■ EXERCISE PROMPT
Tally the lines in the listing below that include "园艺实践室". Answer with the count and nothing more.

■ LISTED ENTRIES
****************

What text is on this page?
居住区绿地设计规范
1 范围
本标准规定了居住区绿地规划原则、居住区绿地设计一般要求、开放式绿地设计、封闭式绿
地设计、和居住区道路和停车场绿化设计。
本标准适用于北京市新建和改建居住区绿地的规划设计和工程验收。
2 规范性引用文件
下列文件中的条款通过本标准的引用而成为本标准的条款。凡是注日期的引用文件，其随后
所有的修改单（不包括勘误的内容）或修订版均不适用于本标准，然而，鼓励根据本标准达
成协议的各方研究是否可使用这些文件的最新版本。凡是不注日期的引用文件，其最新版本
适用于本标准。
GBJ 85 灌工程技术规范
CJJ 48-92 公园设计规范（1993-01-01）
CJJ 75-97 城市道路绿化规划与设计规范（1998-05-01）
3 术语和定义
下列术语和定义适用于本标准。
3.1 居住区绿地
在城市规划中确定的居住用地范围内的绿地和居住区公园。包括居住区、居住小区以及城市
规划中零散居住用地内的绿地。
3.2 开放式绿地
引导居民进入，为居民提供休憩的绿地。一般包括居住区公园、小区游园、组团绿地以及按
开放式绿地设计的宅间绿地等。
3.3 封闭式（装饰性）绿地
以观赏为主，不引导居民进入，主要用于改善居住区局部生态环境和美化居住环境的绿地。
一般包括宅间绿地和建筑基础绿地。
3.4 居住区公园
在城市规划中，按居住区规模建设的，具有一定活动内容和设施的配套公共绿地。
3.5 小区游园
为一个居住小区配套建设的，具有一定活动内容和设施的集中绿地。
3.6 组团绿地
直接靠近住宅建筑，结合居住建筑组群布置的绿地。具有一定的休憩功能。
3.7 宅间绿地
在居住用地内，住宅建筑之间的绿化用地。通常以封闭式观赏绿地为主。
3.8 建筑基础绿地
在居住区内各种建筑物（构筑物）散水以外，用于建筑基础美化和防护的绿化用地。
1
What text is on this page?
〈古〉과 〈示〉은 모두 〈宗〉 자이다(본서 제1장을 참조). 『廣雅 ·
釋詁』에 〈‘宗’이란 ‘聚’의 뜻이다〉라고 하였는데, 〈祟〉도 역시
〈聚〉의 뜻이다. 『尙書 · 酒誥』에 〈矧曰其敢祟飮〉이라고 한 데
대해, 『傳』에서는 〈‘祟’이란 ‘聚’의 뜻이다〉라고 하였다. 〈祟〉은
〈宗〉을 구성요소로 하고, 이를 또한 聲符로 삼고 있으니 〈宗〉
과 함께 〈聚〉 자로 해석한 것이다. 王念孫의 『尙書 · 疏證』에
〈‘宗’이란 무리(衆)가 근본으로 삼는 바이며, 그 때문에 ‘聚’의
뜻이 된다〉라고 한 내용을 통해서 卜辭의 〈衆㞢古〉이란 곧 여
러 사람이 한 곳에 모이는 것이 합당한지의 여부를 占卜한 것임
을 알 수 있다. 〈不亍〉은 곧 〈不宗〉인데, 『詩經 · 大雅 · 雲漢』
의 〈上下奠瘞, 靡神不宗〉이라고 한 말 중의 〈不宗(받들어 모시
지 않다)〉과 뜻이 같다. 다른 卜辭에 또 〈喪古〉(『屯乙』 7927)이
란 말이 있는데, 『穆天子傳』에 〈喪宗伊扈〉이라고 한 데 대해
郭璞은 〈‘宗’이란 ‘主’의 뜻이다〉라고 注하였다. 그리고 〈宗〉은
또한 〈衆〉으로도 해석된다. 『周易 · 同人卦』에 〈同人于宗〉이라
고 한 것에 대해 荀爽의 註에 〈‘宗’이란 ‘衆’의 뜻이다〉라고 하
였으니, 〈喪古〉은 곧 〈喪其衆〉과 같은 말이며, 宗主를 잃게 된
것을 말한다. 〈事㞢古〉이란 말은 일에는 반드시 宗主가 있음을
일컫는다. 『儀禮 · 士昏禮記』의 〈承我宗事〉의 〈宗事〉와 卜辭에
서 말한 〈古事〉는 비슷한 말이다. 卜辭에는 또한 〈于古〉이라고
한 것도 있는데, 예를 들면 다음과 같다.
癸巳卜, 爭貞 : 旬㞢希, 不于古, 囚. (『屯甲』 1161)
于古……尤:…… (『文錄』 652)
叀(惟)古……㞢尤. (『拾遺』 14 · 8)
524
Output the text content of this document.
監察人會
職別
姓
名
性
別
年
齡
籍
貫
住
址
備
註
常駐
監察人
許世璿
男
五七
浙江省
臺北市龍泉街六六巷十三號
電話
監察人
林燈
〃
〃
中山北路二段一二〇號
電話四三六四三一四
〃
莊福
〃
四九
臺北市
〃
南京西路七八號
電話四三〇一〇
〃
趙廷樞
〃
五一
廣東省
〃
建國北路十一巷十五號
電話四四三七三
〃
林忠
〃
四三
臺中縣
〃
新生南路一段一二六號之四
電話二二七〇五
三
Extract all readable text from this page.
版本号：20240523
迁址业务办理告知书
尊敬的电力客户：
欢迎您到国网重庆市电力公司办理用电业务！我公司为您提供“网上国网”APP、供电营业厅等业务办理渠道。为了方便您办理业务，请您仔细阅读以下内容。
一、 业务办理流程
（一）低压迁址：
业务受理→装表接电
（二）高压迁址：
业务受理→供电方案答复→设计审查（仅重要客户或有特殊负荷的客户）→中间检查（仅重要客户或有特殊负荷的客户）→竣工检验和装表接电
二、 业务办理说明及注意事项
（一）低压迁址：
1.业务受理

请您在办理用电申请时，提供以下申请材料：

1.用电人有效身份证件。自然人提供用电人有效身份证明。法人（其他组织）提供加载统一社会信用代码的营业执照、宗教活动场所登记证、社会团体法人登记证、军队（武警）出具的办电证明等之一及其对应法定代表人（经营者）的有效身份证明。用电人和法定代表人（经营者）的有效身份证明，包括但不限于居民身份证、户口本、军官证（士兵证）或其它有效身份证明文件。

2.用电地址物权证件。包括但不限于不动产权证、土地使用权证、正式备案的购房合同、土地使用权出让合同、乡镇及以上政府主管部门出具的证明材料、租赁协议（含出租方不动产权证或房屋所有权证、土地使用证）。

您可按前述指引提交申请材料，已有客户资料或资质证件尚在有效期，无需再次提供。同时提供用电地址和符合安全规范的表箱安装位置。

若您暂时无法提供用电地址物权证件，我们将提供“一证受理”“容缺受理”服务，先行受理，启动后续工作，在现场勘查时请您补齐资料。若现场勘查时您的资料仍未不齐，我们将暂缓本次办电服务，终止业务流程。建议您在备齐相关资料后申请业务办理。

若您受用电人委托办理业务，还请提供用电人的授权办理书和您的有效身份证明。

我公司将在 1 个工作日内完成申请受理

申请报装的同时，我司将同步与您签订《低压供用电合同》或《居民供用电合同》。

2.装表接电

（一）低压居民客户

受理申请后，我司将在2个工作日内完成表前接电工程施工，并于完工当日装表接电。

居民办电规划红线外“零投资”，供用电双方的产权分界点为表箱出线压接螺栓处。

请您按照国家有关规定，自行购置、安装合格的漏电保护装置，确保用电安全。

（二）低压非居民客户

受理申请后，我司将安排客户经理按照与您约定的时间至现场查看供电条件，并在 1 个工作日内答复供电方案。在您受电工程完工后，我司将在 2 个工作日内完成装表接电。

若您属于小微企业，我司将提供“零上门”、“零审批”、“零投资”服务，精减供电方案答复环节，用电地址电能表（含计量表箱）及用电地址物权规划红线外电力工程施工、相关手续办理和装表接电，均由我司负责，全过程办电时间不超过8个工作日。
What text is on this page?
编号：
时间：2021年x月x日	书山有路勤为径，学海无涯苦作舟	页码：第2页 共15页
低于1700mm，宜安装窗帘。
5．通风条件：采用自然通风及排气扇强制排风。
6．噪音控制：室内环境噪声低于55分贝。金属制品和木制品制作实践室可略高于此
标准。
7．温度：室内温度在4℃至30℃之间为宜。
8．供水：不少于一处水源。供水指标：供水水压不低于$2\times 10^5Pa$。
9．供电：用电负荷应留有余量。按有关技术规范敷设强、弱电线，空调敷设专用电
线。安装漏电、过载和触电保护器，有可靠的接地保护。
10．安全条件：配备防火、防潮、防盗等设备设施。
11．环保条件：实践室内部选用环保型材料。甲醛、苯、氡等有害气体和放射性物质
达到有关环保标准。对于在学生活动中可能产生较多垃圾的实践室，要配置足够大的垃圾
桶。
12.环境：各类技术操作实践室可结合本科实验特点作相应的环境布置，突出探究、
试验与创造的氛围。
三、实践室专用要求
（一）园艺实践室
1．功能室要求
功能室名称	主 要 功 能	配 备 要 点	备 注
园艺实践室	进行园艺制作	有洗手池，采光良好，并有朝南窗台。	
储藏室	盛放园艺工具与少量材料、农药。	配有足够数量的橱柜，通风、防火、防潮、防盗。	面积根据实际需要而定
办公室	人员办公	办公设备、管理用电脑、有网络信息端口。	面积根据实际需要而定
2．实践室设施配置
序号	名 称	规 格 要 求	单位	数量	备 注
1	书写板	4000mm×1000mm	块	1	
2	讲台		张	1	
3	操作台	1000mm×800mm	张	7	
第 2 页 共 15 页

****************

■ REPLY
2